_SET TASK_
Type every record exactly as it appears.

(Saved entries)
— start —

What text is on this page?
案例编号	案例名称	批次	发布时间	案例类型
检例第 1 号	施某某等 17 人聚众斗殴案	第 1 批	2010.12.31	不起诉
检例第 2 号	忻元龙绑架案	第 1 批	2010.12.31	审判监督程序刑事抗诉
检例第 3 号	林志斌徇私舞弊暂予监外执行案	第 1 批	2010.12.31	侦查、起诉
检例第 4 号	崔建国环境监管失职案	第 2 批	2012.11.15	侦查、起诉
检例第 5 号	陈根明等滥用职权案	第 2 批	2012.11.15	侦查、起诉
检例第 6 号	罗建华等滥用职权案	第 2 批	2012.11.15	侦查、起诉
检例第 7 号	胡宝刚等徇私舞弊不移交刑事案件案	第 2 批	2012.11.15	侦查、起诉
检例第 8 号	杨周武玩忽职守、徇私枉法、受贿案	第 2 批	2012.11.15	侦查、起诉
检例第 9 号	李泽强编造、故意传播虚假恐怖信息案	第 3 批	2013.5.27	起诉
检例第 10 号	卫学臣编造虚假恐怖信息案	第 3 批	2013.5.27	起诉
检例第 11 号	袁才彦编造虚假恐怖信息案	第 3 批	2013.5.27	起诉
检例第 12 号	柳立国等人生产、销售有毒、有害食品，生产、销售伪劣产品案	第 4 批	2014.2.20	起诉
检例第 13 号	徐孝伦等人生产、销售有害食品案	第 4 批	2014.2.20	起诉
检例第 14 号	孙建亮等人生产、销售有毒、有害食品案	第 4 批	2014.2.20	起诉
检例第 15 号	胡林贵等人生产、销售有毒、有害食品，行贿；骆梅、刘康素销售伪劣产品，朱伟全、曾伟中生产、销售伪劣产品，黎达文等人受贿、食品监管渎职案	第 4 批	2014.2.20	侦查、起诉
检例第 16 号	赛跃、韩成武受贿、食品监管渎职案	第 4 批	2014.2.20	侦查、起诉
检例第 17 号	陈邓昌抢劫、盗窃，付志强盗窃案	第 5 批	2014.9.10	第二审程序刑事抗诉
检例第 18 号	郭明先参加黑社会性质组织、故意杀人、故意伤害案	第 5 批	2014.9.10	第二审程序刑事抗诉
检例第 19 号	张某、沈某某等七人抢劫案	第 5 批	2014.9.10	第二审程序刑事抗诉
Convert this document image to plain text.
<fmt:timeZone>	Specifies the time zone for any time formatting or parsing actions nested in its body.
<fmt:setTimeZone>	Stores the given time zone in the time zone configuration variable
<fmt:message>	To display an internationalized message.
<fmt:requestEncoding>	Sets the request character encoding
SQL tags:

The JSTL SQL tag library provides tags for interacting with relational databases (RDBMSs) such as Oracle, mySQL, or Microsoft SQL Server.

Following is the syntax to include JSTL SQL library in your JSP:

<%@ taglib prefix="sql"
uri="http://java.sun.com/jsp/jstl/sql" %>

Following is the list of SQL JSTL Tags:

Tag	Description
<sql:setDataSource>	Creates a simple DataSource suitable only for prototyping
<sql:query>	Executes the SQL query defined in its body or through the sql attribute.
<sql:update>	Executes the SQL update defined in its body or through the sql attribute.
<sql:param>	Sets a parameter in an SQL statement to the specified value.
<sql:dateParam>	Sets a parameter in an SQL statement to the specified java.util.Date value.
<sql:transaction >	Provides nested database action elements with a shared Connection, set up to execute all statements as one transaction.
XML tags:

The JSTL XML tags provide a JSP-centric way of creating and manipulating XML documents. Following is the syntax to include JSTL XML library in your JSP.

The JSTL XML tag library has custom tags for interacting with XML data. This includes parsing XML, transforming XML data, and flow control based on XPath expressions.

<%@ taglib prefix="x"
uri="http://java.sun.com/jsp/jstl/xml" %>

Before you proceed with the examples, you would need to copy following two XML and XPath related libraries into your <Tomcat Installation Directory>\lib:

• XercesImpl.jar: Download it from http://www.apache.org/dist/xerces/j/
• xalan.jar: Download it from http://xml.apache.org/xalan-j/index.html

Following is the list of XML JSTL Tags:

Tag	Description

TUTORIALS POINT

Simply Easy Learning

— end —

_RESPONSE TO THE EXERCISE_
What text is on this page?
案例编号	案例名称	批次	发布时间	案例类型
检例第 1 号	施某某等 17 人聚众斗殴案	第 1 批	2010.12.31	不起诉
检例第 2 号	忻元龙绑架案	第 1 批	2010.12.31	审判监督程序刑事抗诉
检例第 3 号	林志斌徇私舞弊暂予监外执行案	第 1 批	2010.12.31	侦查、起诉
检例第 4 号	崔建国环境监管失职案	第 2 批	2012.11.15	侦查、起诉
检例第 5 号	陈根明等滥用职权案	第 2 批	2012.11.15	侦查、起诉
检例第 6 号	罗建华等滥用职权案	第 2 批	2012.11.15	侦查、起诉
检例第 7 号	胡宝刚等徇私舞弊不移交刑事案件案	第 2 批	2012.11.15	侦查、起诉
检例第 8 号	杨周武玩忽职守、徇私枉法、受贿案	第 2 批	2012.11.15	侦查、起诉
检例第 9 号	李泽强编造、故意传播虚假恐怖信息案	第 3 批	2013.5.27	起诉
检例第 10 号	卫学臣编造虚假恐怖信息案	第 3 批	2013.5.27	起诉
检例第 11 号	袁才彦编造虚假恐怖信息案	第 3 批	2013.5.27	起诉
检例第 12 号	柳立国等人生产、销售有毒、有害食品，生产、销售伪劣产品案	第 4 批	2014.2.20	起诉
检例第 13 号	徐孝伦等人生产、销售有害食品案	第 4 批	2014.2.20	起诉
检例第 14 号	孙建亮等人生产、销售有毒、有害食品案	第 4 批	2014.2.20	起诉
检例第 15 号	胡林贵等人生产、销售有毒、有害食品，行贿；骆梅、刘康素销售伪劣产品，朱伟全、曾伟中生产、销售伪劣产品，黎达文等人受贿、食品监管渎职案	第 4 批	2014.2.20	侦查、起诉
检例第 16 号	赛跃、韩成武受贿、食品监管渎职案	第 4 批	2014.2.20	侦查、起诉
检例第 17 号	陈邓昌抢劫、盗窃，付志强盗窃案	第 5 批	2014.9.10	第二审程序刑事抗诉
检例第 18 号	郭明先参加黑社会性质组织、故意杀人、故意伤害案	第 5 批	2014.9.10	第二审程序刑事抗诉
检例第 19 号	张某、沈某某等七人抢劫案	第 5 批	2014.9.10	第二审程序刑事抗诉
Convert this document image to plain text.
<fmt:timeZone>	Specifies the time zone for any time formatting or parsing actions nested in its body.
<fmt:setTimeZone>	Stores the given time zone in the time zone configuration variable
<fmt:message>	To display an internationalized message.
<fmt:requestEncoding>	Sets the request character encoding
SQL tags:

The JSTL SQL tag library provides tags for interacting with relational databases (RDBMSs) such as Oracle, mySQL, or Microsoft SQL Server.

Following is the syntax to include JSTL SQL library in your JSP:

<%@ taglib prefix="sql"
uri="http://java.sun.com/jsp/jstl/sql" %>

Following is the list of SQL JSTL Tags:

Tag	Description
<sql:setDataSource>	Creates a simple DataSource suitable only for prototyping
<sql:query>	Executes the SQL query defined in its body or through the sql attribute.
<sql:update>	Executes the SQL update defined in its body or through the sql attribute.
<sql:param>	Sets a parameter in an SQL statement to the specified value.
<sql:dateParam>	Sets a parameter in an SQL statement to the specified java.util.Date value.
<sql:transaction >	Provides nested database action elements with a shared Connection, set up to execute all statements as one transaction.
XML tags:

The JSTL XML tags provide a JSP-centric way of creating and manipulating XML documents. Following is the syntax to include JSTL XML library in your JSP.

The JSTL XML tag library has custom tags for interacting with XML data. This includes parsing XML, transforming XML data, and flow control based on XPath expressions.

<%@ taglib prefix="x"
uri="http://java.sun.com/jsp/jstl/xml" %>

Before you proceed with the examples, you would need to copy following two XML and XPath related libraries into your <Tomcat Installation Directory>\lib:

• XercesImpl.jar: Download it from http://www.apache.org/dist/xerces/j/
• xalan.jar: Download it from http://xml.apache.org/xalan-j/index.html

Following is the list of XML JSTL Tags:

Tag	Description

TUTORIALS POINT

Simply Easy Learning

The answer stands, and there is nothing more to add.